--- begin SUPPLIED ENTRIES ---

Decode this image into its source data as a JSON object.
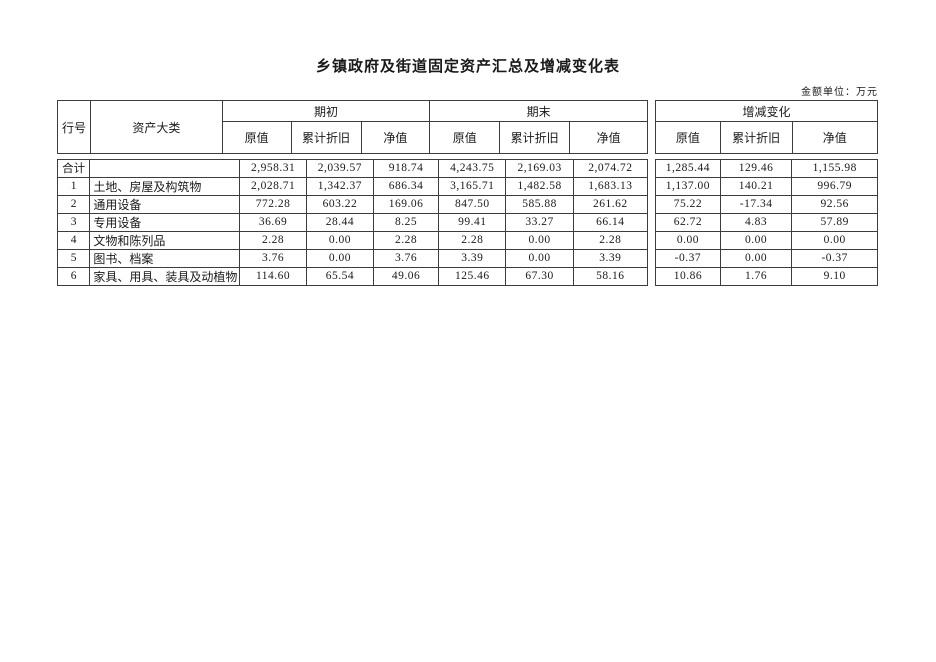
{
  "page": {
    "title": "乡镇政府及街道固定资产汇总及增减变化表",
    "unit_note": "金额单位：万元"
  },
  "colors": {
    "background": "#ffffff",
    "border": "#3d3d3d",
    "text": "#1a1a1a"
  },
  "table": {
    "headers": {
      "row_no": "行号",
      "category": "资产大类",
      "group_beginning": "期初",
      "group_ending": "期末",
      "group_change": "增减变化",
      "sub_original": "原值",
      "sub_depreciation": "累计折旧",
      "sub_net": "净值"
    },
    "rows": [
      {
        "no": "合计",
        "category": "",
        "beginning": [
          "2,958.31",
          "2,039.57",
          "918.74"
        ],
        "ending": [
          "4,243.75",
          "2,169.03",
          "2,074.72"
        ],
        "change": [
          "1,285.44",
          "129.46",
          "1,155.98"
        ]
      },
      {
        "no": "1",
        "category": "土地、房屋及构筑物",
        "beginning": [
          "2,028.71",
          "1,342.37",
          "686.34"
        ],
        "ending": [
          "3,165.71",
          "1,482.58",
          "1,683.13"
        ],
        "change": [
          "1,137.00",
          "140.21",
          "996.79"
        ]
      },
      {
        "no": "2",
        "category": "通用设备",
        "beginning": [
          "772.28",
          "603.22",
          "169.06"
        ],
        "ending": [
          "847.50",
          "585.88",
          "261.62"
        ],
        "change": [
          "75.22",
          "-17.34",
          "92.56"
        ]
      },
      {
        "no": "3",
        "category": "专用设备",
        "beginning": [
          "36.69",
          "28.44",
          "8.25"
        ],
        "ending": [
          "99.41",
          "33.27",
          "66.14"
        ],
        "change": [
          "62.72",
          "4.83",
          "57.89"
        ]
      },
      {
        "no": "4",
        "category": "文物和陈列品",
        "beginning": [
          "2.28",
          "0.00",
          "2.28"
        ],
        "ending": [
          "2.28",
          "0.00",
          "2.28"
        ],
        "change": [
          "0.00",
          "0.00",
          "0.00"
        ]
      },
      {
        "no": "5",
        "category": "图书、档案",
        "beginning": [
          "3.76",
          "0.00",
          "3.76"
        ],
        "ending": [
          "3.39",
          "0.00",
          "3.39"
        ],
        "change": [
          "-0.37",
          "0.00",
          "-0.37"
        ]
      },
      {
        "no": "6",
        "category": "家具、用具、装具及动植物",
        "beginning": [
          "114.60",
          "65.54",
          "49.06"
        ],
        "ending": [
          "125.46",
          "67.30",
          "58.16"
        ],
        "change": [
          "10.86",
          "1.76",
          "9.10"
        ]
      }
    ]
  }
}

--- end SUPPLIED ENTRIES ---
--- begin SUPPLIED ENTRIES ---

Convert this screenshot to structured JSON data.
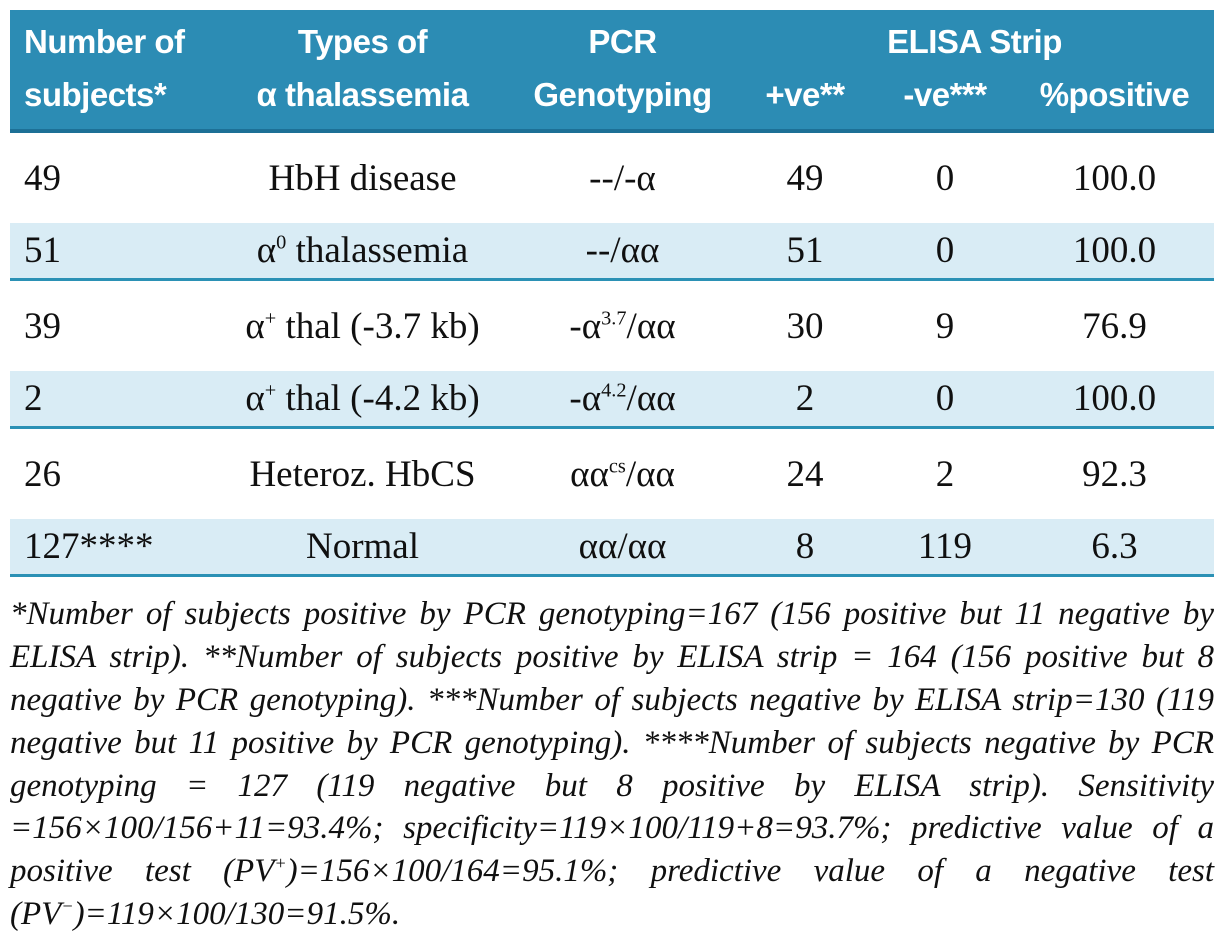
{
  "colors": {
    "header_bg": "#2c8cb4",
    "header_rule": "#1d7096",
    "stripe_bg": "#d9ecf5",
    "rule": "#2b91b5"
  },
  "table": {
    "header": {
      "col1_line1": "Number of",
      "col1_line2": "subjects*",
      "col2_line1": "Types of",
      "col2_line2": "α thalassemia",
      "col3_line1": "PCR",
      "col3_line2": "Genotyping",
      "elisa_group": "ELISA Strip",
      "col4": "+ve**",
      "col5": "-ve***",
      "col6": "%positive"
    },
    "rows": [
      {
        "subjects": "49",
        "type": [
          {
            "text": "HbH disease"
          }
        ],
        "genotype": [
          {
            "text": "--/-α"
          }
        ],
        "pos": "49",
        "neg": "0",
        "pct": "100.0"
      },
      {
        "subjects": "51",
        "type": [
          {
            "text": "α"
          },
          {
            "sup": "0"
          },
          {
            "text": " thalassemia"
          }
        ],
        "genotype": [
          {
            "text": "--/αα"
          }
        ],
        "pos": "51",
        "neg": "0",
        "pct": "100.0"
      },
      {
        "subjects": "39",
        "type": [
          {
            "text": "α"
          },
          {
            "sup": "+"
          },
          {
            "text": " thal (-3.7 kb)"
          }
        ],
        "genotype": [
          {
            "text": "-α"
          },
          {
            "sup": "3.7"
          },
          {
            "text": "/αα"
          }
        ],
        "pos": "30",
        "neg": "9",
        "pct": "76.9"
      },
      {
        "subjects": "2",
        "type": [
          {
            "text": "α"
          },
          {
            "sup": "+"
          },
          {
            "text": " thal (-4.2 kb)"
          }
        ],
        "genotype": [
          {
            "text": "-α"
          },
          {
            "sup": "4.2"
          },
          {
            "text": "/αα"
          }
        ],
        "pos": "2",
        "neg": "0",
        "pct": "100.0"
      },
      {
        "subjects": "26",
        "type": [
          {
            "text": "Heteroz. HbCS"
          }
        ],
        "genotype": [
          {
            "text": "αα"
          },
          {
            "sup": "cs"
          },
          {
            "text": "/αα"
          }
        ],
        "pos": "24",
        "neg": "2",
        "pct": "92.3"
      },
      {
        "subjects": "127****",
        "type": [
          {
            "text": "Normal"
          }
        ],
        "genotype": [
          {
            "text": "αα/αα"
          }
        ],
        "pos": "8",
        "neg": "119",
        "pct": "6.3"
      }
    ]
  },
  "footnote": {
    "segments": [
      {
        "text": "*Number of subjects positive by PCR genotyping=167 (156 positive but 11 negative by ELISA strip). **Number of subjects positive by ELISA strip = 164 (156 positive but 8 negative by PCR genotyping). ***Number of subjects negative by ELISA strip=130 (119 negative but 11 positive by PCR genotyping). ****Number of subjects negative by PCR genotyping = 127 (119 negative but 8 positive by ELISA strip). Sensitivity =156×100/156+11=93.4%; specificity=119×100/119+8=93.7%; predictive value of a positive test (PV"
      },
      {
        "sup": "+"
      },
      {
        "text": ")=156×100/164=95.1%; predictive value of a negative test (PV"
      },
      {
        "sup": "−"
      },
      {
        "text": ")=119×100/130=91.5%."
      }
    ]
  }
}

--- end SUPPLIED ENTRIES ---

--- WHAT NEEDS TO BE DONE ---
Your answer should be one number: the count of lines in the data above that include the word "ELISA".

--- FINISHED ANSWER ---
2